Task details:
Using the listing below, give the number of lines where "integrations" appears, and nothing else.

Records:
○ ○ ○ ○

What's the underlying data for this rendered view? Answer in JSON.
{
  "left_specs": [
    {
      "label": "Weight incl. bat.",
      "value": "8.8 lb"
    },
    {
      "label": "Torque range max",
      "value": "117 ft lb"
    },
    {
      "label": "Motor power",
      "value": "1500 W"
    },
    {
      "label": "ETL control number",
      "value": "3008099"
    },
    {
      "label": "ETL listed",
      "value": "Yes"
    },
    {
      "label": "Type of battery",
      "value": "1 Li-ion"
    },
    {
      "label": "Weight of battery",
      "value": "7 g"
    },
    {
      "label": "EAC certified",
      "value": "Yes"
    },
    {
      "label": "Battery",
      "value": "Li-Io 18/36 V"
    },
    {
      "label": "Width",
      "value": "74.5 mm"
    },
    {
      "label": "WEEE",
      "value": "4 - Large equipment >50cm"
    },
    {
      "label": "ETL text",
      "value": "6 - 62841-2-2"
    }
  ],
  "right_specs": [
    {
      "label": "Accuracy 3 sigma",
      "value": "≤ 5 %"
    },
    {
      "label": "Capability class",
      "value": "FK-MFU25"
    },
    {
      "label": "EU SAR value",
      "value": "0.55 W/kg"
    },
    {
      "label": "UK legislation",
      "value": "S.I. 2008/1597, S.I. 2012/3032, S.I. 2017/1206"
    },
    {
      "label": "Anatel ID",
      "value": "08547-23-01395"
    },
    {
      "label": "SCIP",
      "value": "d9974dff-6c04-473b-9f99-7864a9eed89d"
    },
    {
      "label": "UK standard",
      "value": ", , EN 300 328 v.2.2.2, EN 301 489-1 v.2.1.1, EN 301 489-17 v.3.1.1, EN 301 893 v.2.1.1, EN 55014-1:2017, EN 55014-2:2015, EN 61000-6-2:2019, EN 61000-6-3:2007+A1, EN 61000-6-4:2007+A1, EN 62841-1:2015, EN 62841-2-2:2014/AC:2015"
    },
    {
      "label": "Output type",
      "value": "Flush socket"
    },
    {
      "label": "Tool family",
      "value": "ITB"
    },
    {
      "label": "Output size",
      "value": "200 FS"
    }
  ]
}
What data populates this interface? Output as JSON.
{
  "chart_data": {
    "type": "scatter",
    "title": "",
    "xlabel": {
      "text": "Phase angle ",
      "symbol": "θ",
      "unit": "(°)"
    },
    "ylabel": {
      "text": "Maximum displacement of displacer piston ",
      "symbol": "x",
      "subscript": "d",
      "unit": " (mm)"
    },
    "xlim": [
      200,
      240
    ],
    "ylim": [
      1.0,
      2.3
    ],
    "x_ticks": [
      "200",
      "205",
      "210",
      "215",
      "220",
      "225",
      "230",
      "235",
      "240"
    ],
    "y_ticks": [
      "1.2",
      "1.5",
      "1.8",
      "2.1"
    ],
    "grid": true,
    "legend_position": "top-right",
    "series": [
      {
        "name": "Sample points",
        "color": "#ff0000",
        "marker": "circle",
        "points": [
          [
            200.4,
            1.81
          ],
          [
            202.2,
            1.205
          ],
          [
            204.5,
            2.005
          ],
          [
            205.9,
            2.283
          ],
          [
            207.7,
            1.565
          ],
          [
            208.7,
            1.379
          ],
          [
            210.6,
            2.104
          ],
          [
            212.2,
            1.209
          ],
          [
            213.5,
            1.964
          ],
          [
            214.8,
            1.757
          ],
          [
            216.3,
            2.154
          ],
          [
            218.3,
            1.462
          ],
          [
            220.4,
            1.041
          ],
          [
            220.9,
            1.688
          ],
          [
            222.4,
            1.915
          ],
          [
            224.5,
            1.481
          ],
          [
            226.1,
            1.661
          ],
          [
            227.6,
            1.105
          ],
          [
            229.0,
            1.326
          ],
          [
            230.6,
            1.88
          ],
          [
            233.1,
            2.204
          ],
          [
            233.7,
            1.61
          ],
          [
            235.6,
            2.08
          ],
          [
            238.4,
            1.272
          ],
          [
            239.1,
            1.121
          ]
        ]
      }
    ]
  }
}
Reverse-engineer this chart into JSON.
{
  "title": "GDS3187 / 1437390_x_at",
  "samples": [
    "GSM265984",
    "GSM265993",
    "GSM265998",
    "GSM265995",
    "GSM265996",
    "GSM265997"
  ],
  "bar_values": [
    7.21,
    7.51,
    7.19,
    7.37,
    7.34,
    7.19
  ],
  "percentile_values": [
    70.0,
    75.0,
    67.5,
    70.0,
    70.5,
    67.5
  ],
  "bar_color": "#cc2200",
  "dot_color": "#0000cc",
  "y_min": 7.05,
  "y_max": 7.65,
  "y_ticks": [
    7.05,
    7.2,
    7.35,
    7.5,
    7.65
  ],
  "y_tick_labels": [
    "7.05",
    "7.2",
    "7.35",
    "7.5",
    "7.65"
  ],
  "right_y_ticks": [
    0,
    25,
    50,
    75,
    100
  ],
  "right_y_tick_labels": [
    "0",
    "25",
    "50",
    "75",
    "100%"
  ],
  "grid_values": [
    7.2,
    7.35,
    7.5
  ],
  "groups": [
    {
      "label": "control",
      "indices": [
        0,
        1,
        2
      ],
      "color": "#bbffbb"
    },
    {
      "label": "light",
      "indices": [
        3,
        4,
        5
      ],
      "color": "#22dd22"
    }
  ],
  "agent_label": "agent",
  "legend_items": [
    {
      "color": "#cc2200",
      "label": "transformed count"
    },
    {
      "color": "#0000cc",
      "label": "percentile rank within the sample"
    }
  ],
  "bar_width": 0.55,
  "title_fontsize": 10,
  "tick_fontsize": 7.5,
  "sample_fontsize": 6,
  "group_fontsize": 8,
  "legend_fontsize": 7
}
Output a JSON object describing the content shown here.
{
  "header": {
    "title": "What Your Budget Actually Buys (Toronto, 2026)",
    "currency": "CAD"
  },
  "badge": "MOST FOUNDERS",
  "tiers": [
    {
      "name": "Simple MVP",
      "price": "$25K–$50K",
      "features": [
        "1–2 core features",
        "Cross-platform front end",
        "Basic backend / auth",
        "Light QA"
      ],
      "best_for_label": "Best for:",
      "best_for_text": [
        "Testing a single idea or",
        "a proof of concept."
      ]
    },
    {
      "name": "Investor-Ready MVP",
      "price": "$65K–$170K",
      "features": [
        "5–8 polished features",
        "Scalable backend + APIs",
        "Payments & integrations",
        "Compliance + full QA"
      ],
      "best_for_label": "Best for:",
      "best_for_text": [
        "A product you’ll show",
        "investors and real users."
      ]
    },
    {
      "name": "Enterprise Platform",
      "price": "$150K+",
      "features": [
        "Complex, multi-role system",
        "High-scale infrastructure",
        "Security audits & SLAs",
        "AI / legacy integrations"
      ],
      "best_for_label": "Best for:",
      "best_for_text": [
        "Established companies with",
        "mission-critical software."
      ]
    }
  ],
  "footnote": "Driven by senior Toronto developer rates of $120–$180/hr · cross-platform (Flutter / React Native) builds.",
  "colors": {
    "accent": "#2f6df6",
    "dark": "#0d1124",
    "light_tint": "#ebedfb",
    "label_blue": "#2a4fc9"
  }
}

○ ○ ○ ○

The reply:
2